(Text excerpt begins)

The following table provides information about the project.

Coordinator
GENOME RESEARCH LIMITED 

Organization address
address: THE GIBBS BUILDING, EUSTON ROAD 215
city: LONDON
postcode: NW1 2BE
website: http://www.sanger.ac.uk

contact info
title: n.a.
name: n.a.
surname: n.a.
function: n.a.
email: n.a.
telephone: n.a.
fax: n.a.

 Coordinator Country United Kingdom [UK]
 Project website http://www.immunophenotype.org
 Total cost 183˙454 €
 EC max contribution 183˙454 € (100%)
 Programme 1. H2020-EU.1.3.2. (Nurturing excellence by means of cross-border and cross-sector mobility)
 Code Call H2020-MSCA-IF-2014
 Funding Scheme MSCA-IF-EF-ST
 Starting year 2015
 Duration (year-month-day) from 2015-10-01   to  2017-11-20

 Partnership

Take a look of project's partnership.

(Text excerpt ends)
(Listed records begins)

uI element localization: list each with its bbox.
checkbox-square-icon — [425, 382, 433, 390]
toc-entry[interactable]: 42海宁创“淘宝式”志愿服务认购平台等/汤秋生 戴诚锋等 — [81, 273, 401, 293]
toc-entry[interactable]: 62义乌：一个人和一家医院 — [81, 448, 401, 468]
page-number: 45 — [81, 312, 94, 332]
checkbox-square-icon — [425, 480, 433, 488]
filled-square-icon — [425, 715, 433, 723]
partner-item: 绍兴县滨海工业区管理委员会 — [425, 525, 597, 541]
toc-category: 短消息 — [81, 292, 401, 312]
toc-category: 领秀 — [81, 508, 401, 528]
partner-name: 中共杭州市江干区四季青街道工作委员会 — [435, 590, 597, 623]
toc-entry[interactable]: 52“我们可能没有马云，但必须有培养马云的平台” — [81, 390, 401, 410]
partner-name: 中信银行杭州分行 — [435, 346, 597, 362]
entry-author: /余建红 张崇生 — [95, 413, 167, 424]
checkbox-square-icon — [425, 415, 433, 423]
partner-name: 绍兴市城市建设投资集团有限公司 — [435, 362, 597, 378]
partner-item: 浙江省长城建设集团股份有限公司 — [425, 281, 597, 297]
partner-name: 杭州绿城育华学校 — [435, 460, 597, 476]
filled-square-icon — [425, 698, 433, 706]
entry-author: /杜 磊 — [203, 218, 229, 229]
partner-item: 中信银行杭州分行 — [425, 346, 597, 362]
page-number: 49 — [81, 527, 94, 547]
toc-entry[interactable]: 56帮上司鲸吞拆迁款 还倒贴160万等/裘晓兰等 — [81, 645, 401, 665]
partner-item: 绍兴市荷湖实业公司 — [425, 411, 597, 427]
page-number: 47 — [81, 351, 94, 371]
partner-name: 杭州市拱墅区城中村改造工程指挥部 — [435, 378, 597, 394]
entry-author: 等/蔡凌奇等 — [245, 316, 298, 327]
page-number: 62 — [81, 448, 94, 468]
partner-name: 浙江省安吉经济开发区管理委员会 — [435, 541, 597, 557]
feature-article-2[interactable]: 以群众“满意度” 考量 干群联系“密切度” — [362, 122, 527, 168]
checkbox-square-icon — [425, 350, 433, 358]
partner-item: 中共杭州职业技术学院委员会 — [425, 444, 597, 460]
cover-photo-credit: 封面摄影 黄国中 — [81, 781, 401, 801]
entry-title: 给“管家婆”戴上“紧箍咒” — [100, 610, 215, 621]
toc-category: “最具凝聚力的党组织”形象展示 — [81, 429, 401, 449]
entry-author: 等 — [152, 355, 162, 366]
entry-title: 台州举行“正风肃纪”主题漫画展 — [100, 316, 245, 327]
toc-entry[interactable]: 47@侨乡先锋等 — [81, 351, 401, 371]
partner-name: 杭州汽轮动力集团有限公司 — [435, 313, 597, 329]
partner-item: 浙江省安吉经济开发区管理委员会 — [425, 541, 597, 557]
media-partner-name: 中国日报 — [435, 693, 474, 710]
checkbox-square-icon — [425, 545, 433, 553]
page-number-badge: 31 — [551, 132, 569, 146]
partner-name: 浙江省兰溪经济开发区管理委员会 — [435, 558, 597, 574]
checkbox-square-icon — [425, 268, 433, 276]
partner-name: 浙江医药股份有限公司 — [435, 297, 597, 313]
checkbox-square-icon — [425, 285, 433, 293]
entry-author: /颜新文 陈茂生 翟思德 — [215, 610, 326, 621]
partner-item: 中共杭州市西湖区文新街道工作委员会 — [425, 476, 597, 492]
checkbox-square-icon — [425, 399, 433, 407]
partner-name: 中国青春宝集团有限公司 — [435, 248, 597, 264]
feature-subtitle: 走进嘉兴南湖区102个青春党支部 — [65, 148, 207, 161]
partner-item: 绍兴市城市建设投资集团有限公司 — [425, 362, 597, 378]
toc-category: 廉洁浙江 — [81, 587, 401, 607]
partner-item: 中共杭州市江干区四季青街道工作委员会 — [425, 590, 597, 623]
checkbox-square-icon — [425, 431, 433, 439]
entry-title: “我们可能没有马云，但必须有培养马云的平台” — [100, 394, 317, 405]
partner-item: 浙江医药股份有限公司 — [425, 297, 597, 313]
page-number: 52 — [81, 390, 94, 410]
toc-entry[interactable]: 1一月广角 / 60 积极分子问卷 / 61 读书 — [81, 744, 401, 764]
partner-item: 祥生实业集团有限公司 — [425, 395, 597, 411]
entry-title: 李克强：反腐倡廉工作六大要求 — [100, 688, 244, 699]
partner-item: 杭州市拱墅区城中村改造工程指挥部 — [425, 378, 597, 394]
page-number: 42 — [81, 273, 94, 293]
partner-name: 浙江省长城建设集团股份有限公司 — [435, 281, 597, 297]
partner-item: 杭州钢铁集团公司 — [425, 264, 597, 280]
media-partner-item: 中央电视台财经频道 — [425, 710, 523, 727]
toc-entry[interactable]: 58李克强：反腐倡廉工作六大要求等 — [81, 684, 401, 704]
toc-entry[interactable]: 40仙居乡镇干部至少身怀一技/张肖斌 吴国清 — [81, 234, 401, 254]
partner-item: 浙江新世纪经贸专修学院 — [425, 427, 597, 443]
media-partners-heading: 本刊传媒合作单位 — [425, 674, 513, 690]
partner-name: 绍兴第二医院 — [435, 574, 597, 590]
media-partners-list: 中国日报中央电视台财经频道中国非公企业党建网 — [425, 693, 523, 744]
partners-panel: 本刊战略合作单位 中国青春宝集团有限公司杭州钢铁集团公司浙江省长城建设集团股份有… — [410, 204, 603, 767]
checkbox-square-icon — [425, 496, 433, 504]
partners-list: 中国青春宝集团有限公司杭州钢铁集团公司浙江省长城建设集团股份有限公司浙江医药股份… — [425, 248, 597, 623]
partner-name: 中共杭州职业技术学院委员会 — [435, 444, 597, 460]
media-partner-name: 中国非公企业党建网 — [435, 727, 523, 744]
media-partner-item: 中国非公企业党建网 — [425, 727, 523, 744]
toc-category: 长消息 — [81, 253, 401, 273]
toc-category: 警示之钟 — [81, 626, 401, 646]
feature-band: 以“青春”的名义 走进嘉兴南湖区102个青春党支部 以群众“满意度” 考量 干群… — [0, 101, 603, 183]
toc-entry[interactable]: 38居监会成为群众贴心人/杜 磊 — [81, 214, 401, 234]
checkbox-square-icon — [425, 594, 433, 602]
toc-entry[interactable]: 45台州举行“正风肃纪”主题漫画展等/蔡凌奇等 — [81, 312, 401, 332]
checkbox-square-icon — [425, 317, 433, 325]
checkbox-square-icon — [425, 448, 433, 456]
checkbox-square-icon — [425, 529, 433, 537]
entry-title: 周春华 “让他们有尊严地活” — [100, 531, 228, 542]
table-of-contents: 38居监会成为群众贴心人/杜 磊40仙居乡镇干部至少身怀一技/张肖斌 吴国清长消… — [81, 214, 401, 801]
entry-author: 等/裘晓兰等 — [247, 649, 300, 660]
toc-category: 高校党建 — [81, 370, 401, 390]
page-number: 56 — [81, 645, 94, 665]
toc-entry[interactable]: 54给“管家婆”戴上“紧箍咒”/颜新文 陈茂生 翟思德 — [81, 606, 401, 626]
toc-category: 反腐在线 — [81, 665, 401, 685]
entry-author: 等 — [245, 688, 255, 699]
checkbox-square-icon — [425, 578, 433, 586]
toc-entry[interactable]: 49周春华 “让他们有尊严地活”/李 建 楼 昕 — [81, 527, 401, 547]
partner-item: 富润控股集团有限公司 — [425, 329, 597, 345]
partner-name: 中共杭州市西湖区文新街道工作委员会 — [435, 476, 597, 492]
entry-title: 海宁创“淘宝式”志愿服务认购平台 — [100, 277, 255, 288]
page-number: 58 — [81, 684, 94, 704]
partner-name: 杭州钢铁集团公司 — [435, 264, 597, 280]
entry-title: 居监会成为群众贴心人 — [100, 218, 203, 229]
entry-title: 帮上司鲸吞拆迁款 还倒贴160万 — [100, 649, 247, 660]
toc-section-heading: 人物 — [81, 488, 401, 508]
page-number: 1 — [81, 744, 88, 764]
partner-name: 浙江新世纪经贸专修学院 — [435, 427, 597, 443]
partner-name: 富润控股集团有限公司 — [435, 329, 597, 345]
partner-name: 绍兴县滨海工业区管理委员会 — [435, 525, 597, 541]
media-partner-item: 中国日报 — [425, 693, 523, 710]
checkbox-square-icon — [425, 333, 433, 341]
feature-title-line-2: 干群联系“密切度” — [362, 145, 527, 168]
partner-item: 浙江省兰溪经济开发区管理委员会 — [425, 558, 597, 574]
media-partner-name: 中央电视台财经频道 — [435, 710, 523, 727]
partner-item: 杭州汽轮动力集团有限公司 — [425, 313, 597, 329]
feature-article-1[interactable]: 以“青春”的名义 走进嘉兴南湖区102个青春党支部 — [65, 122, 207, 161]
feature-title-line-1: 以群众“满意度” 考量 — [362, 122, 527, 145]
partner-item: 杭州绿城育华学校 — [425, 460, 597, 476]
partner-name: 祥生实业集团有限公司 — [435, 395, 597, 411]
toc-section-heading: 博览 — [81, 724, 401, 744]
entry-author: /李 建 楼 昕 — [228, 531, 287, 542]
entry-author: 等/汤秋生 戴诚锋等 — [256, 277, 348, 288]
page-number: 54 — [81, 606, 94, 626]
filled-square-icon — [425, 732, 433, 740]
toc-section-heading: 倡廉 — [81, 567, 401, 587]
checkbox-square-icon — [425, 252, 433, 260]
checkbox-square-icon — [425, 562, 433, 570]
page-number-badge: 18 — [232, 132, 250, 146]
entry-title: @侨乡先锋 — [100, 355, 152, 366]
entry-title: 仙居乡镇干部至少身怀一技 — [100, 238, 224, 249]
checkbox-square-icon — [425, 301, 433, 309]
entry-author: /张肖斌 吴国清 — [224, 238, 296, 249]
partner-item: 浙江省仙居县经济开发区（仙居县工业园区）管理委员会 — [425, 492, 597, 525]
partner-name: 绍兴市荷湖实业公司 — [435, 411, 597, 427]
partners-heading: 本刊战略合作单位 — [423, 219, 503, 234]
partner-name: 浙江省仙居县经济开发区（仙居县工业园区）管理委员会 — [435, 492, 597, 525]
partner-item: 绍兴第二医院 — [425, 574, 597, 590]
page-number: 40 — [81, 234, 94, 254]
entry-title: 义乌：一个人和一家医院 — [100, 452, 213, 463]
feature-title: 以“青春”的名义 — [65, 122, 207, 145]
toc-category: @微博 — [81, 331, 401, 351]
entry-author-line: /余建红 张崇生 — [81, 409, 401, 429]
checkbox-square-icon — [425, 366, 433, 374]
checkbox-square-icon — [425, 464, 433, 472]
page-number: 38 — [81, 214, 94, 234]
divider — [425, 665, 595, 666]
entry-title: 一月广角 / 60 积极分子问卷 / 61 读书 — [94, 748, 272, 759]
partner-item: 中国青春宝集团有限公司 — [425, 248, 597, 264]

(Listed records ends)

**What is expected**.
Answer these from the project table:
(a) In which city is the coordinator's organization located?
(b) What call code is given for the project?
(c) On what dates does the project start and end?

**Result for this task**.
(a) London
(b) H2020-MSCA-IF-2014
(c) It starts on 2015-10-01 and ends on 2017-11-20.